Set task: Return all entries word for word, but drop any images.

The records:

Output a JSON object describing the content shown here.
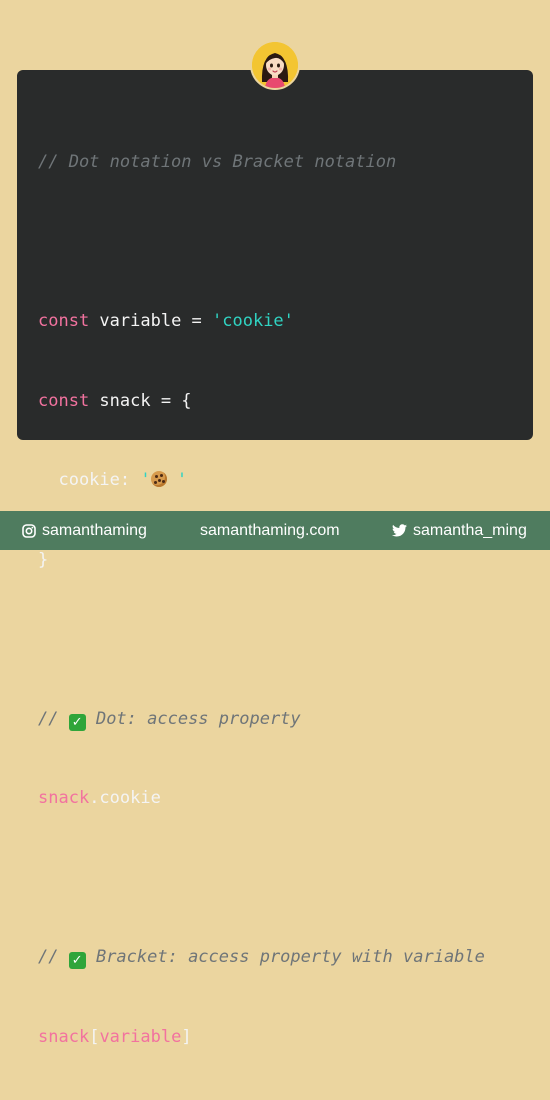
{
  "code": {
    "comment_title": "// Dot notation vs Bracket notation",
    "const_keyword_1": "const",
    "variable_name": " variable = ",
    "string_cookie": "'cookie'",
    "const_keyword_2": "const",
    "snack_decl": " snack = {",
    "cookie_key": "  cookie: ",
    "quote_open": "'",
    "quote_close": " '",
    "closing_brace": "}",
    "comment_dot_prefix": "// ",
    "comment_dot_text": " Dot: access property",
    "snack_obj_1": "snack",
    "dot_access": ".cookie",
    "comment_bracket_prefix": "// ",
    "comment_bracket_text": " Bracket: access property with variable",
    "snack_obj_2": "snack",
    "bracket_open": "[",
    "bracket_var": "variable",
    "bracket_close": "]"
  },
  "icons": {
    "check": "check-mark-icon",
    "cookie": "cookie-emoji-icon",
    "avatar": "avatar-icon",
    "instagram": "instagram-icon",
    "twitter": "twitter-icon"
  },
  "colors": {
    "background": "#ebd59f",
    "card": "#292b2b",
    "keyword": "#f2729f",
    "string": "#30d3c2",
    "comment": "#6f7578",
    "footer": "#4f7c5f"
  },
  "footer": {
    "instagram_handle": "samanthaming",
    "website": "samanthaming.com",
    "twitter_handle": "samantha_ming"
  }
}
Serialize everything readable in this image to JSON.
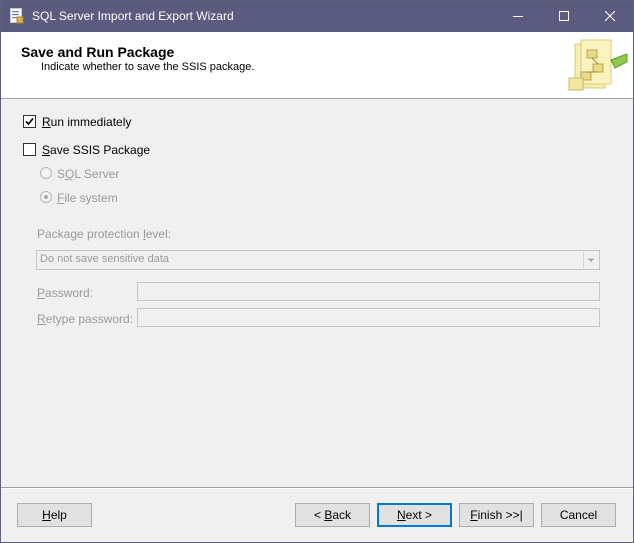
{
  "window": {
    "title": "SQL Server Import and Export Wizard"
  },
  "header": {
    "title": "Save and Run Package",
    "subtitle": "Indicate whether to save the SSIS package."
  },
  "options": {
    "run_immediately": {
      "accel": "R",
      "rest": "un immediately",
      "checked": true
    },
    "save_ssis": {
      "pre": "",
      "accel": "S",
      "rest": "ave SSIS Package",
      "checked": false
    },
    "sql_server": {
      "pre": "S",
      "accel": "Q",
      "rest": "L Server",
      "selected": false
    },
    "file_system": {
      "accel": "F",
      "rest": "ile system",
      "selected": true
    }
  },
  "protection": {
    "label_pre": "Package protection ",
    "label_accel": "l",
    "label_rest": "evel:",
    "selected": "Do not save sensitive data"
  },
  "password": {
    "accel": "P",
    "rest": "assword:",
    "value": ""
  },
  "retype": {
    "accel": "R",
    "rest": "etype password:",
    "value": ""
  },
  "buttons": {
    "help": {
      "accel": "H",
      "rest": "elp"
    },
    "back": {
      "pre": "< ",
      "accel": "B",
      "rest": "ack"
    },
    "next": {
      "accel": "N",
      "rest": "ext >"
    },
    "finish": {
      "accel": "F",
      "rest": "inish >>|"
    },
    "cancel": "Cancel"
  }
}
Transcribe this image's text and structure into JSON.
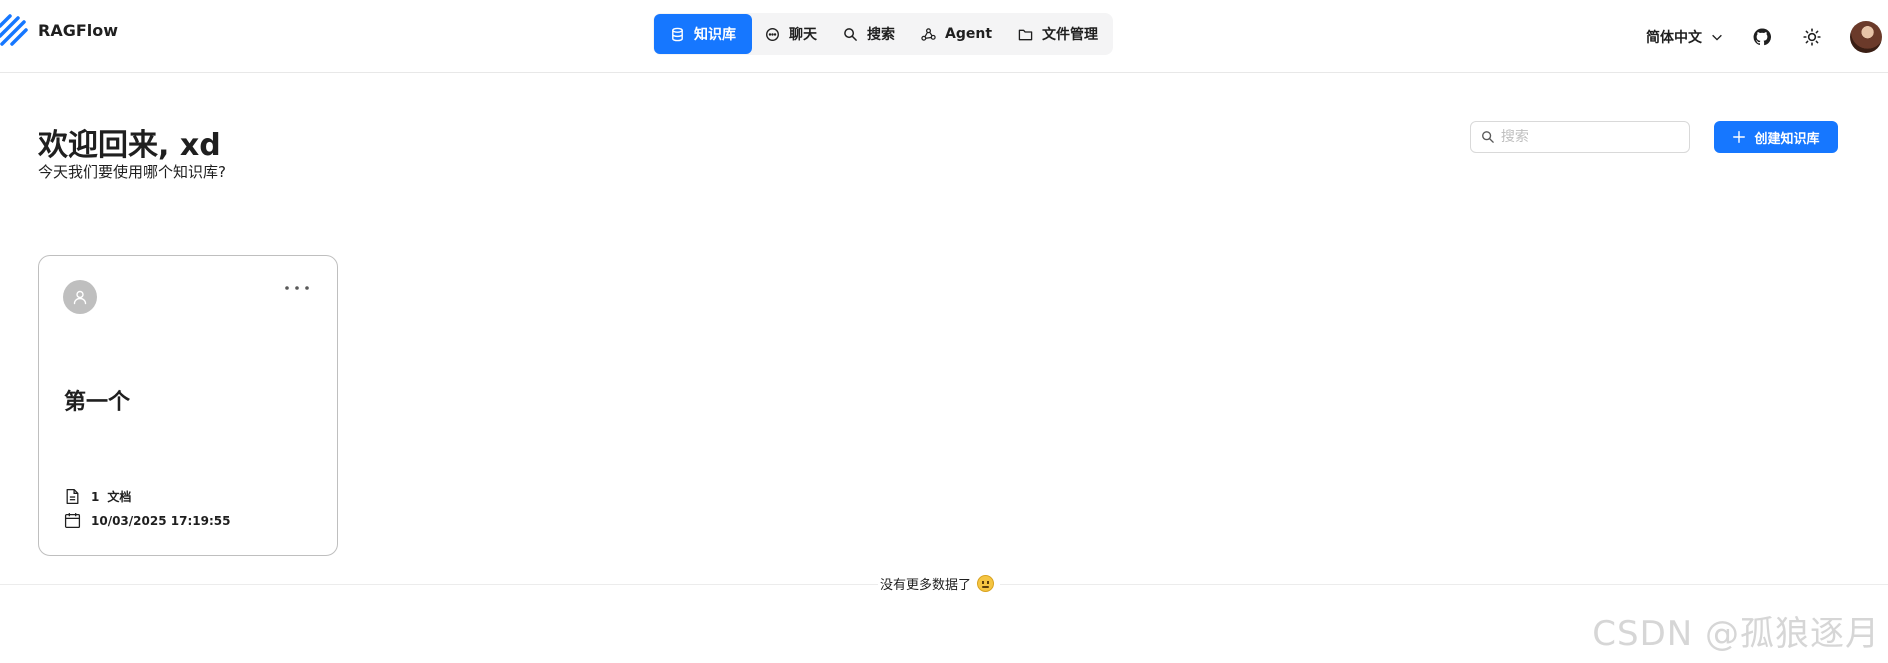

Reply:
Output a JSON object describing the content shown here.
{
  "code": {
    "comment_title": "// Dot notation vs Bracket notation",
    "const_keyword_1": "const",
    "variable_name": " variable = ",
    "string_cookie": "'cookie'",
    "const_keyword_2": "const",
    "snack_decl": " snack = {",
    "cookie_key": "  cookie: ",
    "quote_open": "'",
    "quote_close": " '",
    "closing_brace": "}",
    "comment_dot_prefix": "// ",
    "comment_dot_text": " Dot: access property",
    "snack_obj_1": "snack",
    "dot_access": ".cookie",
    "comment_bracket_prefix": "// ",
    "comment_bracket_text": " Bracket: access property with variable",
    "snack_obj_2": "snack",
    "bracket_open": "[",
    "bracket_var": "variable",
    "bracket_close": "]"
  },
  "icons": {
    "check": "check-mark-icon",
    "cookie": "cookie-emoji-icon",
    "avatar": "avatar-icon",
    "instagram": "instagram-icon",
    "twitter": "twitter-icon"
  },
  "colors": {
    "background": "#ebd59f",
    "card": "#292b2b",
    "keyword": "#f2729f",
    "string": "#30d3c2",
    "comment": "#6f7578",
    "footer": "#4f7c5f"
  },
  "footer": {
    "instagram_handle": "samanthaming",
    "website": "samanthaming.com",
    "twitter_handle": "samantha_ming"
  }
}
Serialize everything readable in this image to JSON.
{
  "window": {
    "title": "SQL Server Import and Export Wizard"
  },
  "header": {
    "title": "Save and Run Package",
    "subtitle": "Indicate whether to save the SSIS package."
  },
  "options": {
    "run_immediately": {
      "accel": "R",
      "rest": "un immediately",
      "checked": true
    },
    "save_ssis": {
      "pre": "",
      "accel": "S",
      "rest": "ave SSIS Package",
      "checked": false
    },
    "sql_server": {
      "pre": "S",
      "accel": "Q",
      "rest": "L Server",
      "selected": false
    },
    "file_system": {
      "accel": "F",
      "rest": "ile system",
      "selected": true
    }
  },
  "protection": {
    "label_pre": "Package protection ",
    "label_accel": "l",
    "label_rest": "evel:",
    "selected": "Do not save sensitive data"
  },
  "password": {
    "accel": "P",
    "rest": "assword:",
    "value": ""
  },
  "retype": {
    "accel": "R",
    "rest": "etype password:",
    "value": ""
  },
  "buttons": {
    "help": {
      "accel": "H",
      "rest": "elp"
    },
    "back": {
      "pre": "< ",
      "accel": "B",
      "rest": "ack"
    },
    "next": {
      "accel": "N",
      "rest": "ext >"
    },
    "finish": {
      "accel": "F",
      "rest": "inish >>|"
    },
    "cancel": "Cancel"
  }
}
Transcribe this image's text and structure into JSON.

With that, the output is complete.